Only lines with the string "playing" matter here; gather them from the material below.

****

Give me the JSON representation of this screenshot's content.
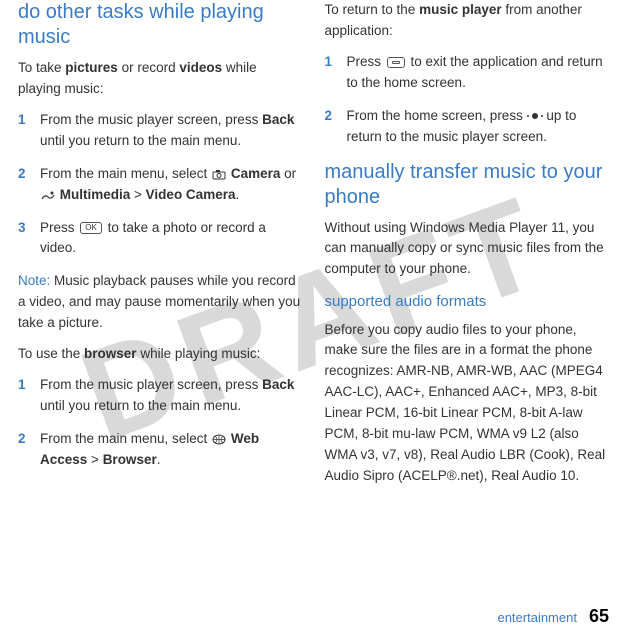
{
  "watermark": "DRAFT",
  "left": {
    "heading": "do other tasks while playing music",
    "intro_pre": "To take ",
    "intro_b1": "pictures",
    "intro_mid": " or record ",
    "intro_b2": "videos",
    "intro_post": " while playing music:",
    "steps_a": [
      {
        "num": "1",
        "pre": "From the music player screen, press ",
        "key": "Back",
        "post": " until you return to the main menu."
      },
      {
        "num": "2",
        "pre": "From the main menu, select ",
        "icon1": "camera",
        "label1": "Camera",
        "mid": " or ",
        "icon2": "multimedia",
        "label2": "Multimedia",
        "gt": " > ",
        "label3": "Video Camera",
        "post": "."
      },
      {
        "num": "3",
        "pre": "Press ",
        "key": "OK",
        "post": " to take a photo or record a video."
      }
    ],
    "note_label": "Note:",
    "note_text": " Music playback pauses while you record a video, and may pause momentarily when you take a picture.",
    "browser_intro_pre": "To use the ",
    "browser_intro_b": "browser",
    "browser_intro_post": " while playing music:",
    "steps_b": [
      {
        "num": "1",
        "pre": "From the music player screen, press ",
        "key": "Back",
        "post": " until you return to the main menu."
      },
      {
        "num": "2",
        "pre": "From the main menu, select ",
        "icon1": "web",
        "label1": "Web Access",
        "gt": " > ",
        "label2": "Browser",
        "post": "."
      }
    ]
  },
  "right": {
    "return_intro_pre": "To return to the ",
    "return_intro_b": "music player",
    "return_intro_post": " from another application:",
    "steps_c": [
      {
        "num": "1",
        "pre": "Press ",
        "key": "home",
        "post": " to exit the application and return to the home screen."
      },
      {
        "num": "2",
        "pre": "From the home screen, press ",
        "key": "nav",
        "post": " up to return to the music player screen."
      }
    ],
    "heading2": "manually transfer music to your phone",
    "para2": "Without using Windows Media Player 11, you can manually copy or sync music files from the computer to your phone.",
    "subheading": "supported audio formats",
    "para3": "Before you copy audio files to your phone, make sure the files are in a format the phone recognizes: AMR-NB, AMR-WB, AAC (MPEG4 AAC-LC), AAC+, Enhanced AAC+, MP3, 8-bit Linear PCM, 16-bit Linear PCM, 8-bit A-law PCM, 8-bit mu-law PCM, WMA v9 L2 (also WMA v3, v7, v8), Real Audio LBR (Cook), Real Audio Sipro (ACELP®.net), Real Audio 10."
  },
  "footer": {
    "label": "entertainment",
    "page": "65"
  }
}
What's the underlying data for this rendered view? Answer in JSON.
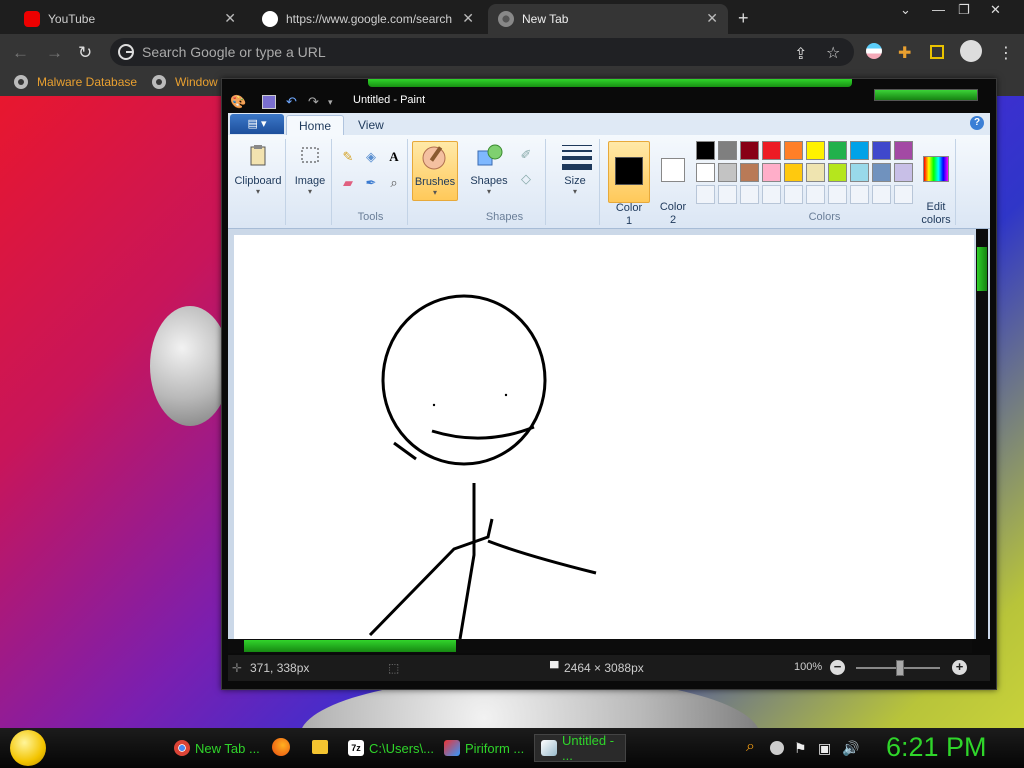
{
  "browser": {
    "tabs": [
      {
        "label": "YouTube",
        "active": false
      },
      {
        "label": "https://www.google.com/search",
        "active": false
      },
      {
        "label": "New Tab",
        "active": true
      }
    ],
    "omnibox_placeholder": "Search Google or type a URL",
    "bookmarks": [
      {
        "label": "Malware Database"
      },
      {
        "label": "Window"
      }
    ]
  },
  "paint": {
    "title": "Untitled - Paint",
    "ribbon_tabs": [
      "Home",
      "View"
    ],
    "help": "?",
    "groups": {
      "clipboard": "Clipboard",
      "image": "Image",
      "tools": "Tools",
      "brushes": "Brushes",
      "shapes_btn": "Shapes",
      "shapes": "Shapes",
      "size": "Size",
      "color1": "Color\n1",
      "color2": "Color\n2",
      "colors": "Colors",
      "edit_colors": "Edit\ncolors"
    },
    "colors": {
      "color1": "#000000",
      "color2": "#ffffff",
      "palette_row1": [
        "#000000",
        "#7f7f7f",
        "#880015",
        "#ed1c24",
        "#ff7f27",
        "#fff200",
        "#22b14c",
        "#00a2e8",
        "#3f48cc",
        "#a349a4"
      ],
      "palette_row2": [
        "#ffffff",
        "#c3c3c3",
        "#b97a57",
        "#ffaec9",
        "#ffc90e",
        "#efe4b0",
        "#b5e61d",
        "#99d9ea",
        "#7092be",
        "#c8bfe7"
      ]
    },
    "status": {
      "cursor_pos": "371, 338px",
      "image_size": "2464 × 3088px",
      "zoom": "100%"
    }
  },
  "taskbar": {
    "items": [
      {
        "label": "New Tab ..."
      },
      {
        "label": "C:\\Users\\..."
      },
      {
        "label": "Piriform ..."
      },
      {
        "label": "Untitled - ..."
      }
    ],
    "clock": "6:21 PM"
  }
}
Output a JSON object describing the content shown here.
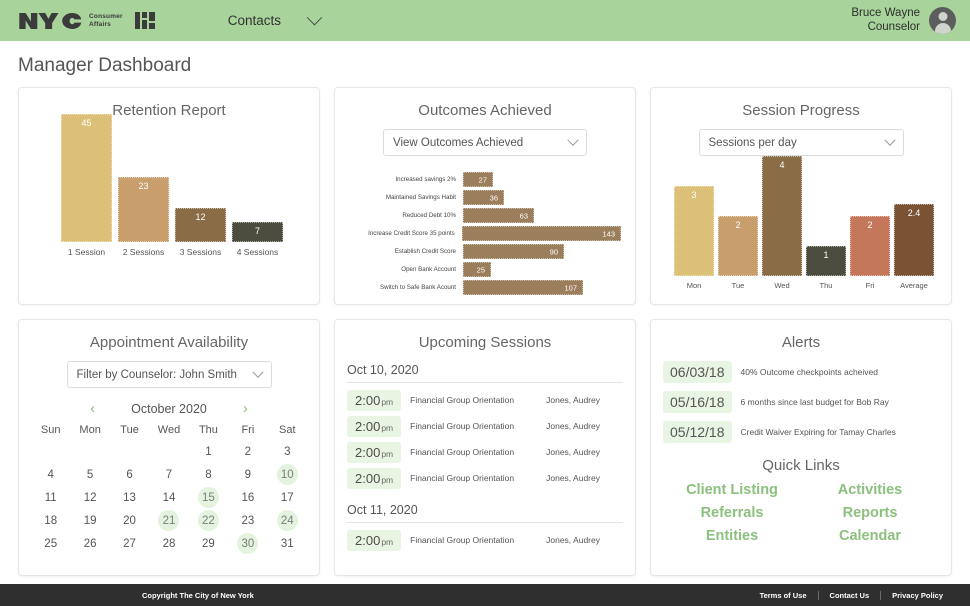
{
  "header": {
    "logo_text": "NYC",
    "agency_line1": "Consumer",
    "agency_line2": "Affairs",
    "nav": {
      "contacts": "Contacts"
    },
    "user": {
      "name": "Bruce Wayne",
      "role": "Counselor"
    }
  },
  "page": {
    "title": "Manager Dashboard"
  },
  "retention": {
    "title": "Retention Report"
  },
  "outcomes": {
    "title": "Outcomes Achieved",
    "select_value": "View Outcomes Achieved"
  },
  "session_progress": {
    "title": "Session Progress",
    "select_value": "Sessions per day"
  },
  "appointments": {
    "title": "Appointment Availability",
    "filter_value": "Filter by Counselor: John Smith",
    "month": "October 2020",
    "prev": "‹",
    "next": "›",
    "dow": [
      "Sun",
      "Mon",
      "Tue",
      "Wed",
      "Thu",
      "Fri",
      "Sat"
    ],
    "lead_blanks": 4,
    "days": [
      1,
      2,
      3,
      4,
      5,
      6,
      7,
      8,
      9,
      10,
      11,
      12,
      13,
      14,
      15,
      16,
      17,
      18,
      19,
      20,
      21,
      22,
      23,
      24,
      25,
      26,
      27,
      28,
      29,
      30,
      31
    ],
    "highlighted": [
      10,
      15,
      21,
      22,
      24,
      30
    ]
  },
  "upcoming": {
    "title": "Upcoming Sessions",
    "groups": [
      {
        "date": "Oct 10, 2020",
        "rows": [
          {
            "time": "2:00",
            "meridiem": "pm",
            "name": "Financial Group Orientation",
            "who": "Jones, Audrey"
          },
          {
            "time": "2:00",
            "meridiem": "pm",
            "name": "Financial Group Orientation",
            "who": "Jones, Audrey"
          },
          {
            "time": "2:00",
            "meridiem": "pm",
            "name": "Financial Group Orientation",
            "who": "Jones, Audrey"
          },
          {
            "time": "2:00",
            "meridiem": "pm",
            "name": "Financial Group Orientation",
            "who": "Jones, Audrey"
          }
        ]
      },
      {
        "date": "Oct 11, 2020",
        "rows": [
          {
            "time": "2:00",
            "meridiem": "pm",
            "name": "Financial Group Orientation",
            "who": "Jones, Audrey"
          }
        ]
      }
    ]
  },
  "alerts": {
    "title": "Alerts",
    "items": [
      {
        "date": "06/03/18",
        "text": "40% Outcome checkpoints acheived"
      },
      {
        "date": "05/16/18",
        "text": "6 months since last budget for Bob Ray"
      },
      {
        "date": "05/12/18",
        "text": "Credit Waiver Expiring for Tamay Charles"
      }
    ]
  },
  "quick_links": {
    "title": "Quick Links",
    "links": [
      "Client Listing",
      "Activities",
      "Referrals",
      "Reports",
      "Entities",
      "Calendar"
    ]
  },
  "footer": {
    "copyright": "Copyright The City of New York",
    "links": [
      "Terms of Use",
      "Contact Us",
      "Privacy Policy"
    ]
  },
  "colors": {
    "header_green": "#a8d39b",
    "link_green": "#8cc07e",
    "chip_green": "#e8f5e2",
    "bar_khaki": "#dcc078",
    "bar_tan": "#c79e6c",
    "bar_brown": "#8a6c46",
    "bar_olive": "#4c4c3f",
    "bar_terracotta": "#c4775a",
    "bar_darkbrown": "#7a5334",
    "outcome_bar": "#9b7e5c",
    "footer_dark": "#2f2f2f"
  },
  "chart_data": [
    {
      "type": "bar",
      "title": "Retention Report",
      "orientation": "vertical",
      "categories": [
        "1 Session",
        "2 Sessions",
        "3 Sessions",
        "4 Sessions"
      ],
      "values": [
        45,
        23,
        12,
        7
      ],
      "colors": [
        "#dcc078",
        "#c79e6c",
        "#8a6c46",
        "#4c4c3f"
      ],
      "xlabel": "",
      "ylabel": "",
      "ylim": [
        0,
        45
      ],
      "grid": false,
      "legend": false
    },
    {
      "type": "bar",
      "title": "Outcomes Achieved",
      "orientation": "horizontal",
      "categories": [
        "Increased savings 2%",
        "Maintained Savings Habit",
        "Reduced Debt 10%",
        "Increase Credit Score 35 points",
        "Establish Credit Score",
        "Open Bank Account",
        "Switch to Safe Bank Acount"
      ],
      "values": [
        27,
        36,
        63,
        143,
        90,
        25,
        107
      ],
      "color": "#9b7e5c",
      "xlabel": "",
      "ylabel": "",
      "xlim": [
        0,
        143
      ],
      "grid": false,
      "legend": false
    },
    {
      "type": "bar",
      "title": "Session Progress",
      "orientation": "vertical",
      "categories": [
        "Mon",
        "Tue",
        "Wed",
        "Thu",
        "Fri",
        "Average"
      ],
      "values": [
        3,
        2,
        4,
        1,
        2,
        2.4
      ],
      "colors": [
        "#dcc078",
        "#c79e6c",
        "#8a6c46",
        "#4c4c3f",
        "#c4775a",
        "#7a5334"
      ],
      "xlabel": "",
      "ylabel": "",
      "ylim": [
        0,
        4
      ],
      "grid": false,
      "legend": false
    }
  ]
}
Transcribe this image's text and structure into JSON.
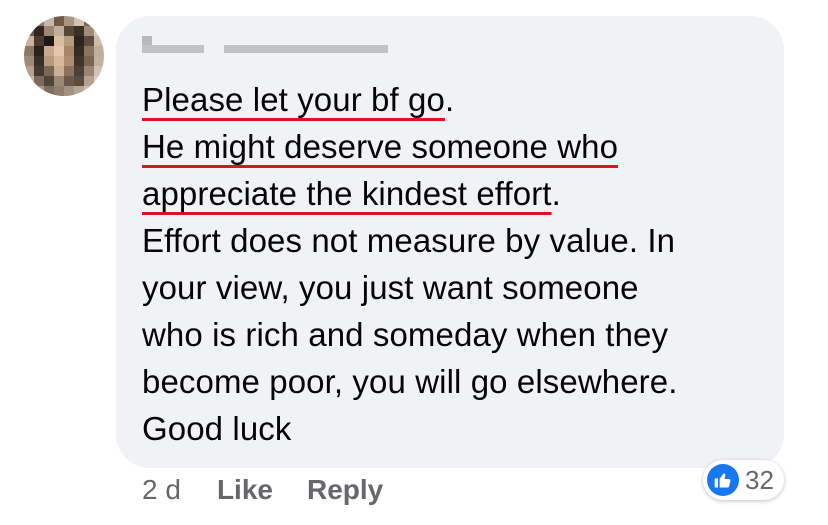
{
  "comment": {
    "author_name": "",
    "lines": [
      "Please let your bf go",
      ".",
      "He might deserve someone who",
      "appreciate the kindest effort",
      ".",
      "Effort does not measure by value. In",
      "your view, you just want someone",
      "who is rich and someday when they",
      "become poor, you will go elsewhere.",
      "Good luck"
    ],
    "underline_color": "#e0131b"
  },
  "footer": {
    "timestamp": "2 d",
    "like_label": "Like",
    "reply_label": "Reply"
  },
  "reactions": {
    "icon": "thumbs-up-icon",
    "count": "32",
    "color": "#1877f2"
  },
  "colors": {
    "bubble": "#f0f2f5",
    "text": "#050505",
    "meta": "#65676b"
  }
}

****

TASK RESPONSE:
    "heading": "do other tasks while playing music",
    "intro_post": " while playing music:",
    "browser_intro_post": " while playing music:",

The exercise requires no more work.